═══ Materials provided ═══

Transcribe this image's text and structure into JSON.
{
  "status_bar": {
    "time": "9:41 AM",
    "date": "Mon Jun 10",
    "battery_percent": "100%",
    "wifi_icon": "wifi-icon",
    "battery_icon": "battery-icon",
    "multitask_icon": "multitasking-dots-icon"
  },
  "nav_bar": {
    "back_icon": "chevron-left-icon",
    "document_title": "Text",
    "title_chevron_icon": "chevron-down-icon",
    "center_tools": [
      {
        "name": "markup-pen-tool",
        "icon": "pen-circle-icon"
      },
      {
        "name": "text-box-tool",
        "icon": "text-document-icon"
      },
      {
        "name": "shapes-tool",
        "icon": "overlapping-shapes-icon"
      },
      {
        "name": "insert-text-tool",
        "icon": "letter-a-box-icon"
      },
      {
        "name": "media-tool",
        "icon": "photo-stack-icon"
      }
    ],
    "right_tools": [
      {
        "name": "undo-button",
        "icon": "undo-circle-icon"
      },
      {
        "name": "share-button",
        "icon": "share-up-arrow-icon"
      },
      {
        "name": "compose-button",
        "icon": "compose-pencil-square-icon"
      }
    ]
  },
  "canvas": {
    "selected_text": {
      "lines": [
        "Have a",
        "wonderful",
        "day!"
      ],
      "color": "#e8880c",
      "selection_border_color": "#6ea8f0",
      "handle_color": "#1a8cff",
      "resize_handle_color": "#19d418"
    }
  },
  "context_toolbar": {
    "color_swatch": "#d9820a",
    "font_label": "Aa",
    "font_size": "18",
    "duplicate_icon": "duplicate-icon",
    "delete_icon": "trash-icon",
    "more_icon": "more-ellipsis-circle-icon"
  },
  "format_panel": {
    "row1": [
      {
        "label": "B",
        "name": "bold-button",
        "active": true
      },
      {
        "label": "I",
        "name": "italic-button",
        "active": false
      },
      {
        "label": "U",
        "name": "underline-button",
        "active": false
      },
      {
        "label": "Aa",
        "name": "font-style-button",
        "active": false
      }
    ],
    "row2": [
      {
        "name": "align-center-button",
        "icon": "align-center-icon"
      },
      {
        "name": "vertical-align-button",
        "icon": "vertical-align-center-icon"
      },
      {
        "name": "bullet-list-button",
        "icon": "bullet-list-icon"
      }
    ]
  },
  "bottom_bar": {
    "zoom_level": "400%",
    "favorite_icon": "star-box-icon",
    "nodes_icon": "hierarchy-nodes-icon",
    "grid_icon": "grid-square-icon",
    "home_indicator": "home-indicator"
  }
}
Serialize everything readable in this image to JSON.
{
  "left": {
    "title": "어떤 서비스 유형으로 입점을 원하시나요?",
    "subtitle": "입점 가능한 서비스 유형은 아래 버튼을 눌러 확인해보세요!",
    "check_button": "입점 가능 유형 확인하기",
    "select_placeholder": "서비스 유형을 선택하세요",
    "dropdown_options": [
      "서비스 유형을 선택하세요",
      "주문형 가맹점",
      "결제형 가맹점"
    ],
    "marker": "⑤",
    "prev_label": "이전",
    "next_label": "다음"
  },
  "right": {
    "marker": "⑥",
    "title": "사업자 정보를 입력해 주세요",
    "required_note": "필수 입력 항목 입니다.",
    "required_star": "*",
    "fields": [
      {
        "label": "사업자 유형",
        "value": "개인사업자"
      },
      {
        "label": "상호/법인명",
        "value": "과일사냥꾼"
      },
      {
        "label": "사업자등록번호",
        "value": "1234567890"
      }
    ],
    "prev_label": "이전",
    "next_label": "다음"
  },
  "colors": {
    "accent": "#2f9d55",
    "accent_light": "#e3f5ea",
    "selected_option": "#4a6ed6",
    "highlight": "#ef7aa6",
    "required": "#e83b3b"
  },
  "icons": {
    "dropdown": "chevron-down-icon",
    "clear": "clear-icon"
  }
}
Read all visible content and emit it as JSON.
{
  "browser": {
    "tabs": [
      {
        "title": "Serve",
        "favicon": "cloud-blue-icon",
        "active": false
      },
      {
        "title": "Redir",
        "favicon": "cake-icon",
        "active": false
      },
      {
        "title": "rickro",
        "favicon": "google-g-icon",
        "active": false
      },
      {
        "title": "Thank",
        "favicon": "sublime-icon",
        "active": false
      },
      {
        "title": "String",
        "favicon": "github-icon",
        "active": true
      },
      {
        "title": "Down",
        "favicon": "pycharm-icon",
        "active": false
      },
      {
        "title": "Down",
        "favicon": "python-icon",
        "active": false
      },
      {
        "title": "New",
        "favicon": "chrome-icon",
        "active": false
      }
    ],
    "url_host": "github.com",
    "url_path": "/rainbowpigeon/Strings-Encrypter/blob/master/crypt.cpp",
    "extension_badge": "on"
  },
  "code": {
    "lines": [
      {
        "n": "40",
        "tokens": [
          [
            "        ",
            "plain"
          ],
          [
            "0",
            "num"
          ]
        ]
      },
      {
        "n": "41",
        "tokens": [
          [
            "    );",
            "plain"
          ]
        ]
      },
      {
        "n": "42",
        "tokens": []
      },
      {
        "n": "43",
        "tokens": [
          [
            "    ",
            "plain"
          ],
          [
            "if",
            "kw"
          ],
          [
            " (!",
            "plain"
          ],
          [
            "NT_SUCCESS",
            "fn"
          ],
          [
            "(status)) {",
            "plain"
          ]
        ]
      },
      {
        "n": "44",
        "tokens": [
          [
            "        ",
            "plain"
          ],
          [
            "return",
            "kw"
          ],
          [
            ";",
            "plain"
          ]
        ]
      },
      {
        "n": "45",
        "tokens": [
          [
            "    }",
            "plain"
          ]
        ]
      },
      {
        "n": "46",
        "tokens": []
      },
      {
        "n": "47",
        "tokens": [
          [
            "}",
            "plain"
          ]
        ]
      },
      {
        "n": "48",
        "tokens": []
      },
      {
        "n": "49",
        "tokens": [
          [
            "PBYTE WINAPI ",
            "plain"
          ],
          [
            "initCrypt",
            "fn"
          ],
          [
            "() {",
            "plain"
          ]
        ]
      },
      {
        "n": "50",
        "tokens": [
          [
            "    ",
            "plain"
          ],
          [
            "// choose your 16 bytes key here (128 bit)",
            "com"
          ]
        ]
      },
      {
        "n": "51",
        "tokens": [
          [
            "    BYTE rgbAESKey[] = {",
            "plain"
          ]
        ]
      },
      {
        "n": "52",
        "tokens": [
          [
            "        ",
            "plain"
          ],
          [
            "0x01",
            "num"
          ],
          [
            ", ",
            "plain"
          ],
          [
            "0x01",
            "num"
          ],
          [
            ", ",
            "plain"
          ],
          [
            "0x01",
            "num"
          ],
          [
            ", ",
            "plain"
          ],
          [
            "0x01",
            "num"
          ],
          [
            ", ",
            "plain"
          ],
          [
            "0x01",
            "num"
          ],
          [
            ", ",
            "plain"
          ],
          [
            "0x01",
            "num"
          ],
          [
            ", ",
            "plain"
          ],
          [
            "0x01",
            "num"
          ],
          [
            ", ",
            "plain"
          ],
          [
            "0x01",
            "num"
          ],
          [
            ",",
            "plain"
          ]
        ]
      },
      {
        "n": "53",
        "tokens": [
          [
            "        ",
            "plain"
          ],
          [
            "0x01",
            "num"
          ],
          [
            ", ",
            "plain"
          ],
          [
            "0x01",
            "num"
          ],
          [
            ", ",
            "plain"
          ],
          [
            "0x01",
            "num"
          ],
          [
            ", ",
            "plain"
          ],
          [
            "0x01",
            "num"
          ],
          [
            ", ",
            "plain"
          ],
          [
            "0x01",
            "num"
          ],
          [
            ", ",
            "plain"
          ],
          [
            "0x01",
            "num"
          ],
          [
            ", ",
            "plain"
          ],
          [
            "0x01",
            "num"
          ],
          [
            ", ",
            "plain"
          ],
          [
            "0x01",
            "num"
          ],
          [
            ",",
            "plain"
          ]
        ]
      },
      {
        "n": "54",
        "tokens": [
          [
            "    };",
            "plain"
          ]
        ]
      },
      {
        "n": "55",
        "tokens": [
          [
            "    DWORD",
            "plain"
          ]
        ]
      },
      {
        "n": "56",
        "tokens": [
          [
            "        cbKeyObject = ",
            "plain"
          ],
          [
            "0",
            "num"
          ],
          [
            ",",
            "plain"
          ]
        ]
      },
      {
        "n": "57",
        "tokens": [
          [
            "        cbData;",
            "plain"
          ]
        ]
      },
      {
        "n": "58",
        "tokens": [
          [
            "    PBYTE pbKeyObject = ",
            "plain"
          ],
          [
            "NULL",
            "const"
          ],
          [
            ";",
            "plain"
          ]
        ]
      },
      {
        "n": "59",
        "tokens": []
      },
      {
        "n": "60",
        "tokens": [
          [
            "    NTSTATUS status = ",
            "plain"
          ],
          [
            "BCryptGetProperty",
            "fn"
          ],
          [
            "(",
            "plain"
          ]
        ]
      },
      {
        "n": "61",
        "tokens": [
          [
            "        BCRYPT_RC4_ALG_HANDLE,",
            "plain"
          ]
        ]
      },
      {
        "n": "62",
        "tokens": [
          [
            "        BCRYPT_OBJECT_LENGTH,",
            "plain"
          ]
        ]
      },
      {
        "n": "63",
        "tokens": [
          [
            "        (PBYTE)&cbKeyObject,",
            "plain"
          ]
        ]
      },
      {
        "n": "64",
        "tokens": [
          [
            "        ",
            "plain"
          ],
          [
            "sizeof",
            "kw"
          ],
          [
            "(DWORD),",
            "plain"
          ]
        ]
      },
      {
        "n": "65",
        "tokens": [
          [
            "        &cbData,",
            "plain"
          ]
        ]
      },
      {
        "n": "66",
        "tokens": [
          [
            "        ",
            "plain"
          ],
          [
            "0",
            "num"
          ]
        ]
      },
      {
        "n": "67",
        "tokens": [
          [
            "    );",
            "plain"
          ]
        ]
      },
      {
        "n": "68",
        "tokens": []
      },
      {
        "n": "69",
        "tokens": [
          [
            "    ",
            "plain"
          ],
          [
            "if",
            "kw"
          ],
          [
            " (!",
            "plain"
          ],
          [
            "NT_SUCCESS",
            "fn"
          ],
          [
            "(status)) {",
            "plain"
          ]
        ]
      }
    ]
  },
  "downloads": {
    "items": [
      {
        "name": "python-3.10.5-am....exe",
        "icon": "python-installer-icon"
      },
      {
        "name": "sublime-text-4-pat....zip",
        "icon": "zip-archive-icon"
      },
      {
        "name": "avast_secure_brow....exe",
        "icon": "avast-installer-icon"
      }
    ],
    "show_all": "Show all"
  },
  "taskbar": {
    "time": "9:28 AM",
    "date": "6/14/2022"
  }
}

═══

Task brief
Check the records above line by line and tally those holding the string "JSON". Answer with the number only.

Result for this task
3